> **Records**
■ ■ ■ ■

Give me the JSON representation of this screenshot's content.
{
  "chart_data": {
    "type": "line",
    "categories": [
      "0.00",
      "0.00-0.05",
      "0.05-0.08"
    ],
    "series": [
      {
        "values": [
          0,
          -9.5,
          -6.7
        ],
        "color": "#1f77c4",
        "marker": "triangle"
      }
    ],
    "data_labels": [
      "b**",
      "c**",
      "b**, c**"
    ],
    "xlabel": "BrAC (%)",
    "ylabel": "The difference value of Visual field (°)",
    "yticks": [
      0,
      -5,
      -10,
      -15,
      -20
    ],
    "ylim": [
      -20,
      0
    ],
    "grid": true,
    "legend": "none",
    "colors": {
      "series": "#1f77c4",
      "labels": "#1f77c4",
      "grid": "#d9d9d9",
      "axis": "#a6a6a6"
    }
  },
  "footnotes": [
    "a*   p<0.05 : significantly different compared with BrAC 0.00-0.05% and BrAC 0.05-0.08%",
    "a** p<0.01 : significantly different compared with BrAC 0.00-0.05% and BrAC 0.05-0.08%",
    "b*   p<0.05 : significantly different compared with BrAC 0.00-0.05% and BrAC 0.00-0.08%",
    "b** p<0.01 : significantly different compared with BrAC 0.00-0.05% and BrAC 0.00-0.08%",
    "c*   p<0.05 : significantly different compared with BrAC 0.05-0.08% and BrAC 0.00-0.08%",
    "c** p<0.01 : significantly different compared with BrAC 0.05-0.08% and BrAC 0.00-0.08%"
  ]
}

■ ■ ■ ■

> **Exercise instructions**
Each entry above is to be printed again exactly.

> **Answer to the exercise**
Give me the JSON representation of this screenshot's content.
{
  "chart_data": {
    "type": "line",
    "categories": [
      "0.00",
      "0.00-0.05",
      "0.05-0.08"
    ],
    "series": [
      {
        "values": [
          0,
          -9.5,
          -6.7
        ],
        "color": "#1f77c4",
        "marker": "triangle"
      }
    ],
    "data_labels": [
      "b**",
      "c**",
      "b**, c**"
    ],
    "xlabel": "BrAC (%)",
    "ylabel": "The difference value of Visual field (°)",
    "yticks": [
      0,
      -5,
      -10,
      -15,
      -20
    ],
    "ylim": [
      -20,
      0
    ],
    "grid": true,
    "legend": "none",
    "colors": {
      "series": "#1f77c4",
      "labels": "#1f77c4",
      "grid": "#d9d9d9",
      "axis": "#a6a6a6"
    }
  },
  "footnotes": [
    "a*   p<0.05 : significantly different compared with BrAC 0.00-0.05% and BrAC 0.05-0.08%",
    "a** p<0.01 : significantly different compared with BrAC 0.00-0.05% and BrAC 0.05-0.08%",
    "b*   p<0.05 : significantly different compared with BrAC 0.00-0.05% and BrAC 0.00-0.08%",
    "b** p<0.01 : significantly different compared with BrAC 0.00-0.05% and BrAC 0.00-0.08%",
    "c*   p<0.05 : significantly different compared with BrAC 0.05-0.08% and BrAC 0.00-0.08%",
    "c** p<0.01 : significantly different compared with BrAC 0.05-0.08% and BrAC 0.00-0.08%"
  ]
}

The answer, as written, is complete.